= Instruction =
Please copy the stretch of records from the line that contains "hex-byte[interactable]: 08 (222, 222, 252, 241)" through the line that contains "hex-byte[interactable]: 32 (402, 404, 432, 423)", reproducing each line unchanged.

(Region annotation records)
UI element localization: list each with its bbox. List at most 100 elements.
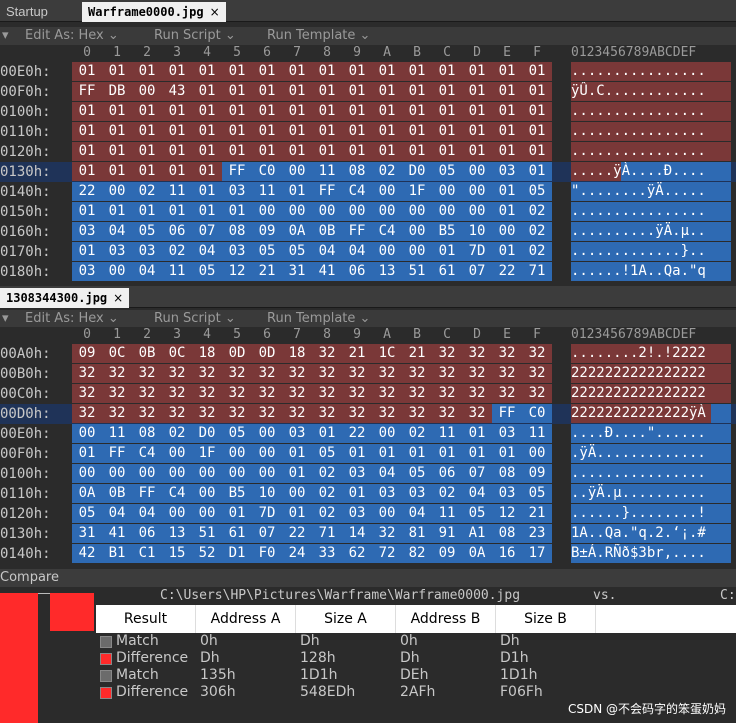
hex-byte[interactable]: 08 (222, 222, 252, 241)
hex-byte[interactable]: 10 (252, 484, 282, 503)
hex-byte[interactable]: C4 (132, 444, 162, 463)
hex-byte[interactable]: 03 (372, 484, 402, 503)
hex-byte[interactable]: 00 (312, 202, 342, 221)
hex-byte[interactable]: 0C (102, 344, 132, 363)
hex-byte[interactable]: 02 (522, 222, 552, 241)
hex-byte[interactable]: 00 (402, 242, 432, 261)
hex-byte[interactable]: 1F (402, 182, 432, 201)
hex-byte[interactable]: 04 (102, 504, 132, 523)
hex-byte[interactable]: 00 (252, 444, 282, 463)
hex-byte[interactable]: 01 (342, 444, 372, 463)
hex-byte[interactable]: 05 (282, 242, 312, 261)
hex-byte[interactable]: 02 (312, 484, 342, 503)
hex-byte[interactable]: 00 (222, 444, 252, 463)
hex-byte[interactable]: 33 (312, 544, 342, 563)
hex-byte[interactable]: D1 (222, 544, 252, 563)
hex-byte[interactable]: 32 (402, 404, 432, 423)
hex-row[interactable]: 0170h: 01 03 03 02 04 03 05 05 04 04 00 00 01 7D 01 02..… (0, 242, 736, 262)
hex-byte[interactable]: 32 (342, 364, 372, 383)
hex-byte[interactable]: 32 (102, 364, 132, 383)
hex-byte[interactable]: 32 (462, 404, 492, 423)
column-header-result[interactable]: Result (96, 605, 196, 633)
hex-byte[interactable]: 02 (372, 162, 402, 181)
run-template-dropdown[interactable]: Run Template ⌄ (267, 27, 370, 45)
hex-byte[interactable]: 01 (372, 102, 402, 121)
hex-byte[interactable]: 01 (492, 122, 522, 141)
hex-byte[interactable]: 09 (432, 544, 462, 563)
hex-byte[interactable]: 01 (342, 122, 372, 141)
hex-byte[interactable]: 11 (162, 262, 192, 281)
hex-byte[interactable]: 08 (132, 424, 162, 443)
hex-byte[interactable]: 32 (462, 384, 492, 403)
hex-byte[interactable]: 24 (282, 544, 312, 563)
hex-byte[interactable]: 21 (522, 504, 552, 523)
toolbar-menu-icon[interactable]: ▾ (2, 27, 9, 45)
hex-byte[interactable]: 32 (522, 384, 552, 403)
hex-byte[interactable]: 13 (162, 524, 192, 543)
hex-byte[interactable]: FF (72, 82, 102, 101)
hex-byte[interactable]: 03 (402, 484, 432, 503)
hex-row[interactable]: 00E0h: 01 01 01 01 01 01 01 01 01 01 01 01 01 01 01 01..… (0, 62, 736, 82)
hex-byte[interactable]: 0A (462, 544, 492, 563)
hex-byte[interactable]: 32 (312, 404, 342, 423)
hex-byte[interactable]: 00 (192, 484, 222, 503)
hex-byte[interactable]: 00 (162, 504, 192, 523)
hex-byte[interactable]: 01 (402, 122, 432, 141)
hex-byte[interactable]: 01 (252, 102, 282, 121)
hex-byte[interactable]: 01 (372, 62, 402, 81)
hex-byte[interactable]: 01 (432, 122, 462, 141)
hex-byte[interactable]: 01 (132, 202, 162, 221)
hex-byte[interactable]: 32 (312, 364, 342, 383)
hex-byte[interactable]: C0 (522, 404, 552, 423)
hex-byte[interactable]: 00 (432, 202, 462, 221)
hex-byte[interactable]: 05 (432, 162, 462, 181)
ascii-text[interactable]: 22222222222222ÿÀ (571, 404, 731, 423)
hex-byte[interactable]: 32 (432, 364, 462, 383)
hex-byte[interactable]: 00 (402, 202, 432, 221)
hex-byte[interactable]: 32 (432, 344, 462, 363)
hex-byte[interactable]: 32 (72, 404, 102, 423)
hex-row[interactable]: 0100h: 01 01 01 01 01 01 01 01 01 01 01 01 01 01 01 01..… (0, 102, 736, 122)
hex-byte[interactable]: FF (312, 182, 342, 201)
hex-byte[interactable]: 01 (462, 102, 492, 121)
hex-byte[interactable]: 01 (192, 182, 222, 201)
table-row[interactable]: Difference 306h 548EDh 2AFh F06Fh (96, 684, 596, 701)
hex-byte[interactable]: 03 (342, 464, 372, 483)
hex-byte[interactable]: 00 (372, 242, 402, 261)
tab-1308344300[interactable]: 1308344300.jpg × (0, 288, 130, 308)
column-header-size-b[interactable]: Size B (496, 605, 596, 633)
hex-byte[interactable]: 00 (522, 444, 552, 463)
hex-byte[interactable]: 01 (282, 62, 312, 81)
hex-byte[interactable]: 10 (462, 222, 492, 241)
hex-byte[interactable]: 01 (522, 162, 552, 181)
hex-byte[interactable]: 41 (102, 524, 132, 543)
hex-byte[interactable]: 32 (252, 364, 282, 383)
hex-byte[interactable]: 04 (402, 504, 432, 523)
hex-byte[interactable]: 00 (282, 484, 312, 503)
hex-byte[interactable]: 03 (492, 484, 522, 503)
hex-byte[interactable]: 01 (192, 202, 222, 221)
hex-byte[interactable]: 32 (342, 384, 372, 403)
hex-byte[interactable]: 04 (312, 242, 342, 261)
hex-byte[interactable]: 81 (402, 524, 432, 543)
hex-byte[interactable]: D0 (192, 424, 222, 443)
hex-byte[interactable]: 01 (72, 122, 102, 141)
hex-byte[interactable]: 01 (162, 122, 192, 141)
hex-byte[interactable]: 03 (342, 504, 372, 523)
hex-byte[interactable]: 01 (402, 102, 432, 121)
hex-byte[interactable]: 01 (252, 62, 282, 81)
hex-byte[interactable]: 02 (162, 424, 192, 443)
hex-byte[interactable]: 32 (522, 364, 552, 383)
hex-byte[interactable]: 00 (132, 464, 162, 483)
hex-byte[interactable]: 32 (522, 344, 552, 363)
hex-byte[interactable]: 32 (102, 404, 132, 423)
ascii-text[interactable]: B±Á.RÑð$3br,.... (571, 544, 731, 563)
tab-warframe0000[interactable]: Warframe0000.jpg × (82, 2, 226, 22)
hex-byte[interactable]: 32 (222, 404, 252, 423)
hex-row[interactable]: 0140h: 42 B1 C1 15 52 D1 F0 24 33 62 72 82 09 0A 16 17 B±… (0, 544, 736, 564)
hex-byte[interactable]: 22 (342, 424, 372, 443)
hex-byte[interactable]: 01 (222, 504, 252, 523)
hex-byte[interactable]: 32 (252, 384, 282, 403)
hex-byte[interactable]: 61 (222, 524, 252, 543)
hex-byte[interactable]: 91 (432, 524, 462, 543)
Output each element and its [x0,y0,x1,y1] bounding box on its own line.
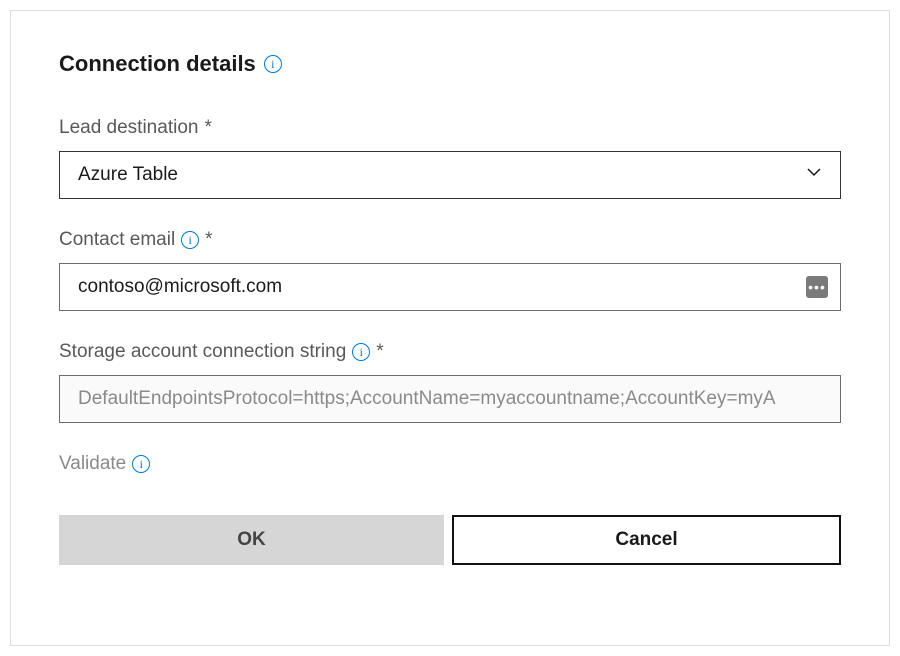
required-marker: * [204,117,211,139]
label-text: Storage account connection string [59,341,346,363]
required-marker: * [376,341,383,363]
lead-destination-select[interactable]: Azure Table [59,151,841,199]
validate-label: Validate [59,453,126,475]
info-icon[interactable]: i [352,343,370,361]
more-icon[interactable]: ••• [806,276,828,298]
info-icon[interactable]: i [181,231,199,249]
label-text: Lead destination [59,117,198,139]
contact-email-input[interactable]: contoso@microsoft.com ••• [59,263,841,311]
validate-link[interactable]: Validate i [59,453,841,475]
field-connection-string: Storage account connection string i * De… [59,341,841,423]
connection-details-panel: Connection details i Lead destination * A… [10,10,890,646]
info-icon[interactable]: i [264,55,282,73]
field-contact-email: Contact email i * contoso@microsoft.com … [59,229,841,311]
field-lead-destination: Lead destination * Azure Table [59,117,841,199]
input-placeholder: DefaultEndpointsProtocol=https;AccountNa… [78,388,776,410]
connection-string-label: Storage account connection string i * [59,341,841,363]
chevron-down-icon [804,162,824,188]
connection-string-input[interactable]: DefaultEndpointsProtocol=https;AccountNa… [59,375,841,423]
page-title-text: Connection details [59,51,256,77]
select-value: Azure Table [78,164,178,186]
contact-email-label: Contact email i * [59,229,841,251]
button-row: OK Cancel [59,515,841,565]
page-title: Connection details i [59,51,841,77]
label-text: Contact email [59,229,175,251]
required-marker: * [205,229,212,251]
cancel-button[interactable]: Cancel [452,515,841,565]
info-icon[interactable]: i [132,455,150,473]
input-value: contoso@microsoft.com [78,276,282,298]
lead-destination-label: Lead destination * [59,117,841,139]
ok-button[interactable]: OK [59,515,444,565]
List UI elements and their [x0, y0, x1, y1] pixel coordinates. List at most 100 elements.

= In response =
hex-byte[interactable]: 08 (222, 222, 252, 241)
hex-byte[interactable]: 10 (252, 484, 282, 503)
hex-byte[interactable]: C4 (132, 444, 162, 463)
hex-byte[interactable]: 03 (372, 484, 402, 503)
hex-byte[interactable]: 00 (312, 202, 342, 221)
hex-byte[interactable]: 0C (102, 344, 132, 363)
hex-byte[interactable]: 02 (522, 222, 552, 241)
hex-byte[interactable]: 00 (402, 242, 432, 261)
hex-byte[interactable]: 1F (402, 182, 432, 201)
hex-byte[interactable]: 04 (102, 504, 132, 523)
hex-byte[interactable]: 00 (252, 444, 282, 463)
hex-byte[interactable]: 01 (342, 444, 372, 463)
hex-byte[interactable]: 05 (282, 242, 312, 261)
hex-byte[interactable]: 02 (312, 484, 342, 503)
hex-byte[interactable]: 00 (222, 444, 252, 463)
hex-byte[interactable]: 33 (312, 544, 342, 563)
hex-byte[interactable]: D1 (222, 544, 252, 563)
hex-byte[interactable]: 32 (402, 404, 432, 423)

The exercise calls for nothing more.